WORK REQUIRED: Extract the full listing verbatim and drop any pictures from your copy.
------------------------------------------------------------
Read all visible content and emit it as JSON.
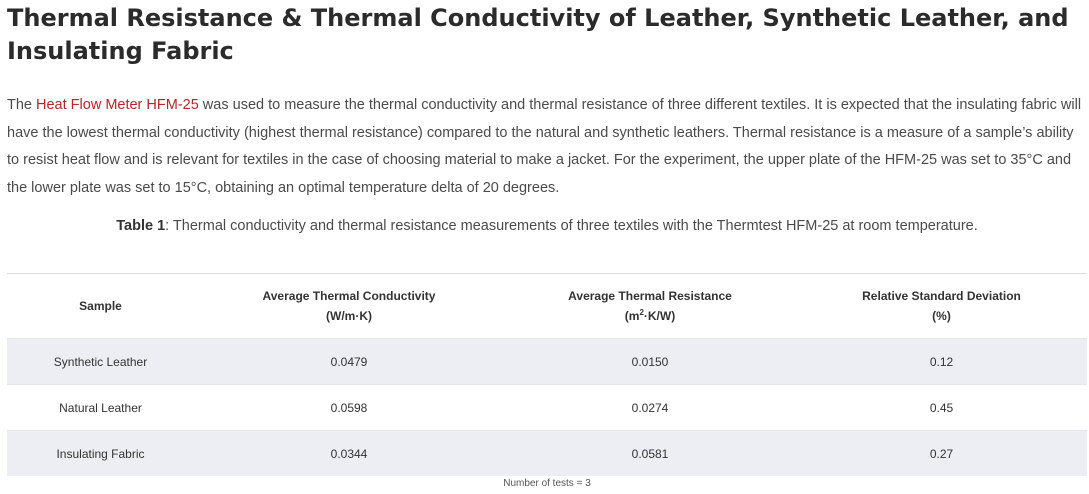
{
  "title": "Thermal Resistance & Thermal Conductivity of Leather, Synthetic Leather, and Insulating Fabric",
  "intro": {
    "before_link": "The ",
    "link_text": "Heat Flow Meter HFM-25",
    "after_link": " was used to measure the thermal conductivity and thermal resistance of three different textiles. It is expected that the insulating fabric will have the lowest thermal conductivity (highest thermal resistance) compared to the natural and synthetic leathers. Thermal resistance is a measure of a sample’s ability to resist heat flow and is relevant for textiles in the case of choosing material to make a jacket. For the experiment, the upper plate of the HFM-25 was set to 35°C and the lower plate was set to 15°C, obtaining an optimal temperature delta of 20 degrees."
  },
  "caption": {
    "label": "Table 1",
    "text": ": Thermal conductivity and thermal resistance measurements of three textiles with the Thermtest HFM-25 at room temperature."
  },
  "table": {
    "headers": [
      {
        "name": "Sample",
        "unit": ""
      },
      {
        "name": "Average Thermal Conductivity",
        "unit": "(W/m·K)"
      },
      {
        "name": "Average Thermal Resistance",
        "unit_pre": "(m",
        "unit_sup": "2",
        "unit_post": "·K/W)"
      },
      {
        "name": "Relative Standard Deviation",
        "unit": "(%)"
      }
    ],
    "rows": [
      [
        "Synthetic Leather",
        "0.0479",
        "0.0150",
        "0.12"
      ],
      [
        "Natural Leather",
        "0.0598",
        "0.0274",
        "0.45"
      ],
      [
        "Insulating Fabric",
        "0.0344",
        "0.0581",
        "0.27"
      ]
    ]
  },
  "note": "Number of tests = 3",
  "colors": {
    "link": "#b3262b",
    "row_shade": "#eceef3"
  }
}
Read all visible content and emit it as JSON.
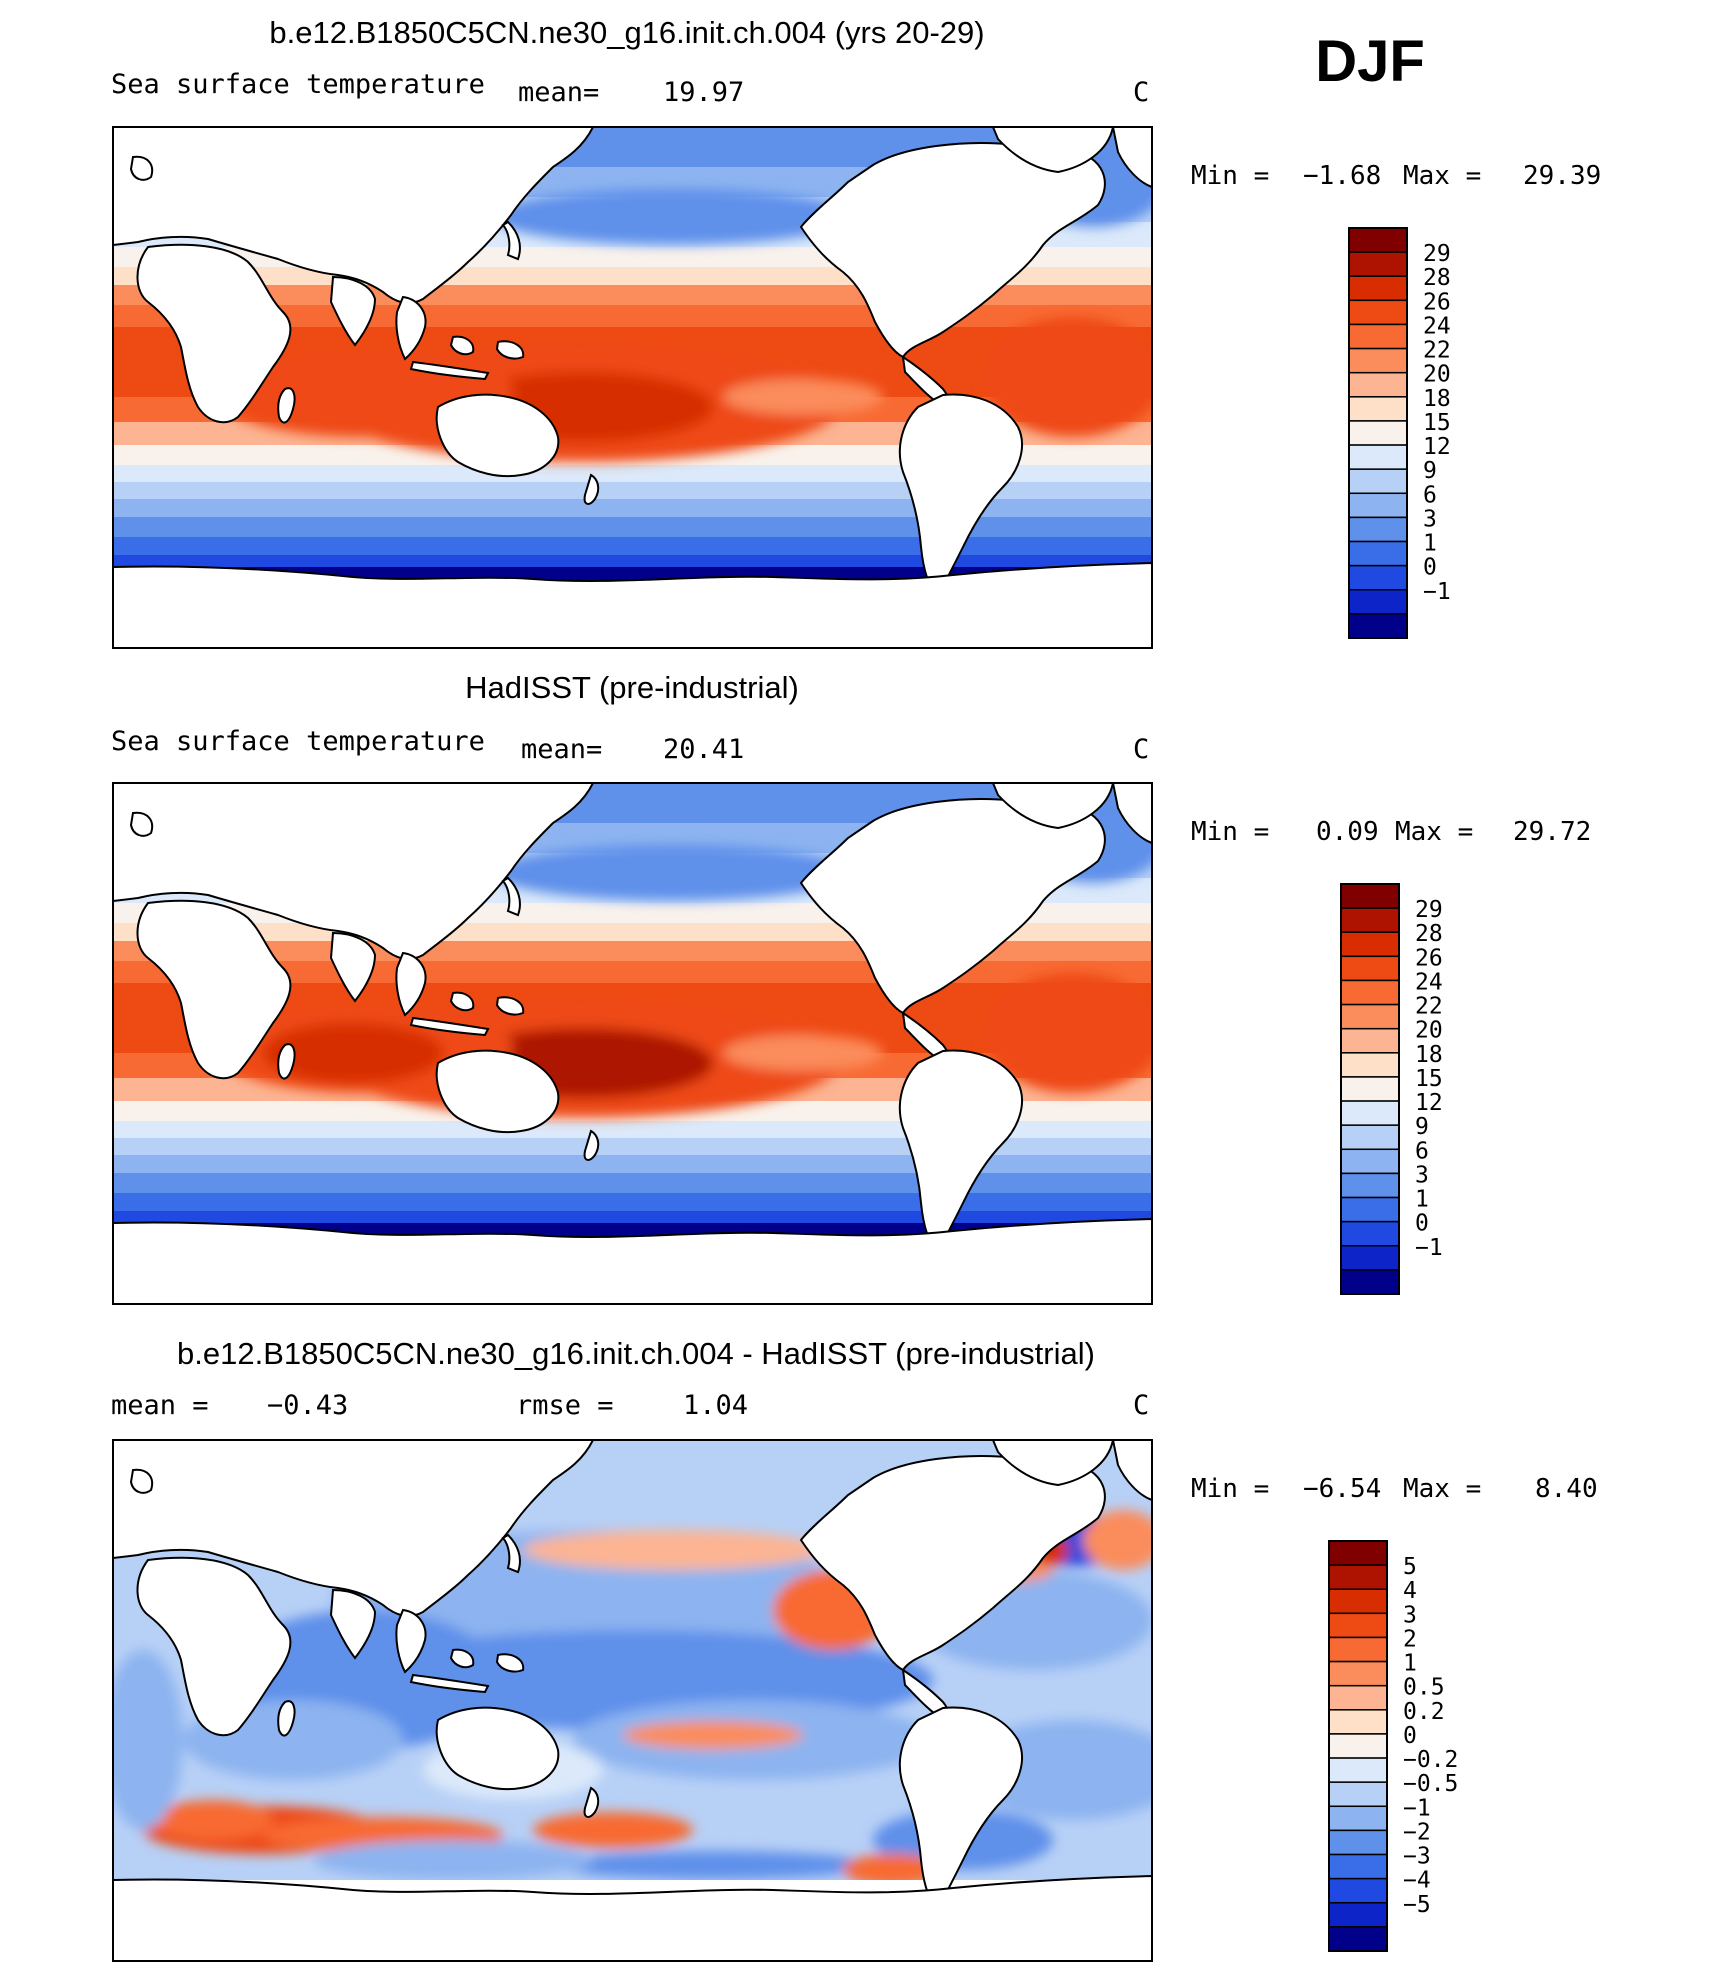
{
  "season": "DJF",
  "chart_data": [
    {
      "type": "heatmap",
      "title": "b.e12.B1850C5CN.ne30_g16.init.ch.004 (yrs 20-29)",
      "variable": "Sea surface temperature",
      "mean_label": "mean=",
      "mean": "19.97",
      "units": "C",
      "min_label": "Min =",
      "min": "−1.68",
      "max_label": "Max =",
      "max": "29.39",
      "colorbar": [
        "29",
        "28",
        "26",
        "24",
        "22",
        "20",
        "18",
        "15",
        "12",
        "9",
        "6",
        "3",
        "1",
        "0",
        "−1"
      ],
      "colors": [
        "#800000",
        "#ad1300",
        "#d72d00",
        "#ee4a14",
        "#f86a33",
        "#fb8c5c",
        "#fcb493",
        "#fde0c7",
        "#f9f2ec",
        "#dbe9fa",
        "#b7d0f6",
        "#8db4f0",
        "#5f90ea",
        "#3a6de8",
        "#1f49e0",
        "#0d25c8",
        "#00008b"
      ]
    },
    {
      "type": "heatmap",
      "title": "HadISST (pre-industrial)",
      "variable": "Sea surface temperature",
      "mean_label": "mean=",
      "mean": "20.41",
      "units": "C",
      "min_label": "Min =",
      "min": "0.09",
      "max_label": "Max =",
      "max": "29.72",
      "colorbar": [
        "29",
        "28",
        "26",
        "24",
        "22",
        "20",
        "18",
        "15",
        "12",
        "9",
        "6",
        "3",
        "1",
        "0",
        "−1"
      ],
      "colors": [
        "#800000",
        "#ad1300",
        "#d72d00",
        "#ee4a14",
        "#f86a33",
        "#fb8c5c",
        "#fcb493",
        "#fde0c7",
        "#f9f2ec",
        "#dbe9fa",
        "#b7d0f6",
        "#8db4f0",
        "#5f90ea",
        "#3a6de8",
        "#1f49e0",
        "#0d25c8",
        "#00008b"
      ]
    },
    {
      "type": "heatmap",
      "title": "b.e12.B1850C5CN.ne30_g16.init.ch.004 - HadISST (pre-industrial)",
      "mean_label": "mean =",
      "mean": "−0.43",
      "rmse_label": "rmse =",
      "rmse": "1.04",
      "units": "C",
      "min_label": "Min =",
      "min": "−6.54",
      "max_label": "Max =",
      "max": "8.40",
      "colorbar": [
        "5",
        "4",
        "3",
        "2",
        "1",
        "0.5",
        "0.2",
        "0",
        "−0.2",
        "−0.5",
        "−1",
        "−2",
        "−3",
        "−4",
        "−5"
      ],
      "colors": [
        "#800000",
        "#ad1300",
        "#d72d00",
        "#ee4a14",
        "#f86a33",
        "#fb8c5c",
        "#fcb493",
        "#fde0c7",
        "#f9f2ec",
        "#dbe9fa",
        "#b7d0f6",
        "#8db4f0",
        "#5f90ea",
        "#3a6de8",
        "#1f49e0",
        "#0d25c8",
        "#00008b"
      ]
    }
  ]
}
------------------------------------------------------------
OUTPUT OF THE EXERCISE:
Read all visible content and emit it as JSON.
{
  "title": "Thermal Resistance & Thermal Conductivity of Leather, Synthetic Leather, and Insulating Fabric",
  "intro": {
    "before_link": "The ",
    "link_text": "Heat Flow Meter HFM-25",
    "after_link": " was used to measure the thermal conductivity and thermal resistance of three different textiles. It is expected that the insulating fabric will have the lowest thermal conductivity (highest thermal resistance) compared to the natural and synthetic leathers. Thermal resistance is a measure of a sample’s ability to resist heat flow and is relevant for textiles in the case of choosing material to make a jacket. For the experiment, the upper plate of the HFM-25 was set to 35°C and the lower plate was set to 15°C, obtaining an optimal temperature delta of 20 degrees."
  },
  "caption": {
    "label": "Table 1",
    "text": ": Thermal conductivity and thermal resistance measurements of three textiles with the Thermtest HFM-25 at room temperature."
  },
  "table": {
    "headers": [
      {
        "name": "Sample",
        "unit": ""
      },
      {
        "name": "Average Thermal Conductivity",
        "unit": "(W/m·K)"
      },
      {
        "name": "Average Thermal Resistance",
        "unit_pre": "(m",
        "unit_sup": "2",
        "unit_post": "·K/W)"
      },
      {
        "name": "Relative Standard Deviation",
        "unit": "(%)"
      }
    ],
    "rows": [
      [
        "Synthetic Leather",
        "0.0479",
        "0.0150",
        "0.12"
      ],
      [
        "Natural Leather",
        "0.0598",
        "0.0274",
        "0.45"
      ],
      [
        "Insulating Fabric",
        "0.0344",
        "0.0581",
        "0.27"
      ]
    ]
  },
  "note": "Number of tests = 3",
  "colors": {
    "link": "#b3262b",
    "row_shade": "#eceef3"
  }
}
Read all visible content and emit it as JSON.
{
  "season": "DJF",
  "chart_data": [
    {
      "type": "heatmap",
      "title": "b.e12.B1850C5CN.ne30_g16.init.ch.004 (yrs 20-29)",
      "variable": "Sea surface temperature",
      "mean_label": "mean=",
      "mean": "19.97",
      "units": "C",
      "min_label": "Min =",
      "min": "−1.68",
      "max_label": "Max =",
      "max": "29.39",
      "colorbar": [
        "29",
        "28",
        "26",
        "24",
        "22",
        "20",
        "18",
        "15",
        "12",
        "9",
        "6",
        "3",
        "1",
        "0",
        "−1"
      ],
      "colors": [
        "#800000",
        "#ad1300",
        "#d72d00",
        "#ee4a14",
        "#f86a33",
        "#fb8c5c",
        "#fcb493",
        "#fde0c7",
        "#f9f2ec",
        "#dbe9fa",
        "#b7d0f6",
        "#8db4f0",
        "#5f90ea",
        "#3a6de8",
        "#1f49e0",
        "#0d25c8",
        "#00008b"
      ]
    },
    {
      "type": "heatmap",
      "title": "HadISST (pre-industrial)",
      "variable": "Sea surface temperature",
      "mean_label": "mean=",
      "mean": "20.41",
      "units": "C",
      "min_label": "Min =",
      "min": "0.09",
      "max_label": "Max =",
      "max": "29.72",
      "colorbar": [
        "29",
        "28",
        "26",
        "24",
        "22",
        "20",
        "18",
        "15",
        "12",
        "9",
        "6",
        "3",
        "1",
        "0",
        "−1"
      ],
      "colors": [
        "#800000",
        "#ad1300",
        "#d72d00",
        "#ee4a14",
        "#f86a33",
        "#fb8c5c",
        "#fcb493",
        "#fde0c7",
        "#f9f2ec",
        "#dbe9fa",
        "#b7d0f6",
        "#8db4f0",
        "#5f90ea",
        "#3a6de8",
        "#1f49e0",
        "#0d25c8",
        "#00008b"
      ]
    },
    {
      "type": "heatmap",
      "title": "b.e12.B1850C5CN.ne30_g16.init.ch.004 - HadISST (pre-industrial)",
      "mean_label": "mean =",
      "mean": "−0.43",
      "rmse_label": "rmse =",
      "rmse": "1.04",
      "units": "C",
      "min_label": "Min =",
      "min": "−6.54",
      "max_label": "Max =",
      "max": "8.40",
      "colorbar": [
        "5",
        "4",
        "3",
        "2",
        "1",
        "0.5",
        "0.2",
        "0",
        "−0.2",
        "−0.5",
        "−1",
        "−2",
        "−3",
        "−4",
        "−5"
      ],
      "colors": [
        "#800000",
        "#ad1300",
        "#d72d00",
        "#ee4a14",
        "#f86a33",
        "#fb8c5c",
        "#fcb493",
        "#fde0c7",
        "#f9f2ec",
        "#dbe9fa",
        "#b7d0f6",
        "#8db4f0",
        "#5f90ea",
        "#3a6de8",
        "#1f49e0",
        "#0d25c8",
        "#00008b"
      ]
    }
  ]
}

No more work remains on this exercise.